- _PROVIDED INFORMATION_
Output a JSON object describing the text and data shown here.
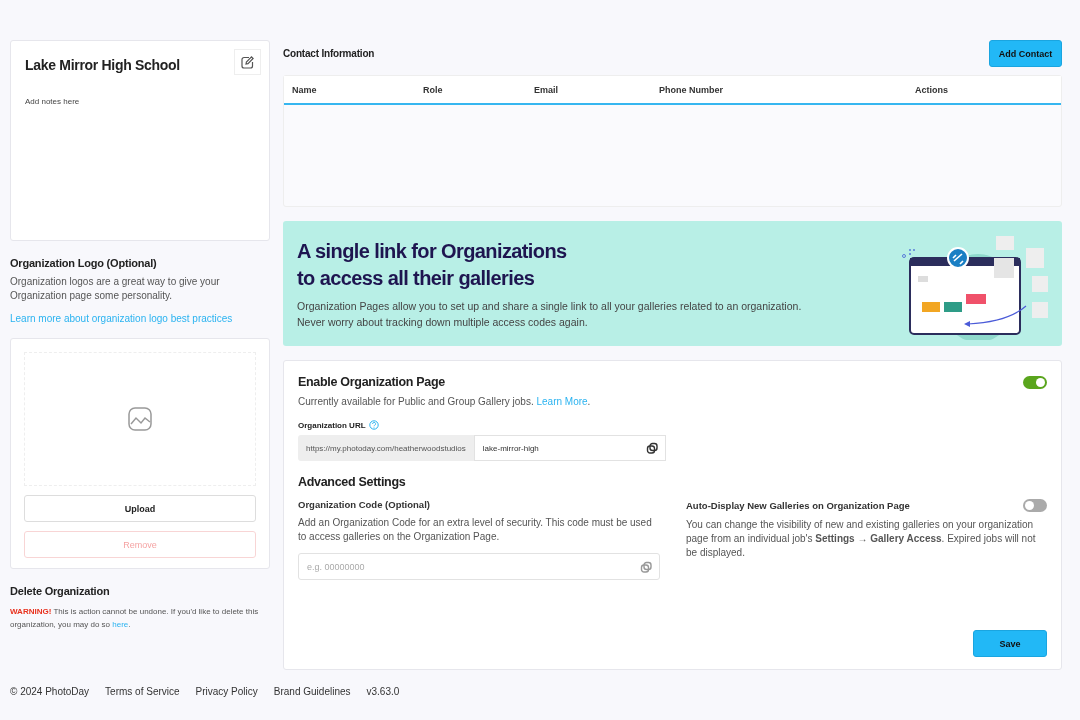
{
  "organization": {
    "name": "Lake Mirror High School",
    "notes_placeholder": "Add notes here"
  },
  "logo_section": {
    "title": "Organization Logo (Optional)",
    "description": "Organization logos are a great way to give your Organization page some personality.",
    "link": "Learn more about organization logo best practices",
    "buttons": [
      {
        "label": "Upload",
        "kind": "default",
        "disabled": false
      },
      {
        "label": "Remove",
        "kind": "danger",
        "disabled": true
      }
    ]
  },
  "delete_section": {
    "title": "Delete Organization",
    "warning_label": "WARNING!",
    "text": "This is action cannot be undone. If you'd like to delete this organization, you may do so",
    "link": "here",
    "text_end": "."
  },
  "contacts": {
    "title": "Contact Information",
    "add_button": "Add Contact",
    "columns": [
      "Name",
      "Role",
      "Email",
      "Phone Number",
      "Actions"
    ]
  },
  "banner": {
    "title_lines": [
      "A single link for Organizations",
      "to access all their galleries"
    ],
    "description_lines": [
      "Organization Pages allow you to set up and share a single link to all your galleries related to an organization.",
      "Never worry about tracking down multiple access codes again."
    ]
  },
  "org_page": {
    "title": "Enable Organization Page",
    "enabled": true,
    "availability_text": "Currently available for Public and Group Gallery jobs.",
    "learn_more": "Learn More",
    "availability_end": ".",
    "url_label": "Organization URL",
    "url_prefix": "https://my.photoday.com/heatherwoodstudios",
    "url_value": "lake-mirror-high",
    "advanced_title": "Advanced Settings",
    "code": {
      "label": "Organization Code (Optional)",
      "description": "Add an Organization Code for an extra level of security. This code must be used to access galleries on the Organization Page.",
      "placeholder": "e.g. 00000000"
    },
    "auto_display": {
      "label": "Auto-Display New Galleries on Organization Page",
      "on": false,
      "description": "You can change the visibility of new and existing galleries on your organization page from an individual job's **Settings → Gallery Access**. Expired jobs will not be displayed."
    },
    "save_button": "Save"
  },
  "footer": [
    "© 2024 PhotoDay",
    "Terms of Service",
    "Privacy Policy",
    "Brand Guidelines",
    "v3.63.0"
  ]
}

- _SET EXERCISE_
Reproduce each line from the records that contains the word "here".

- _RESULT FOR THIS EXERCISE_
Output a JSON object describing the text and data shown here.
    "notes_placeholder": "Add notes here"
    "link": "here",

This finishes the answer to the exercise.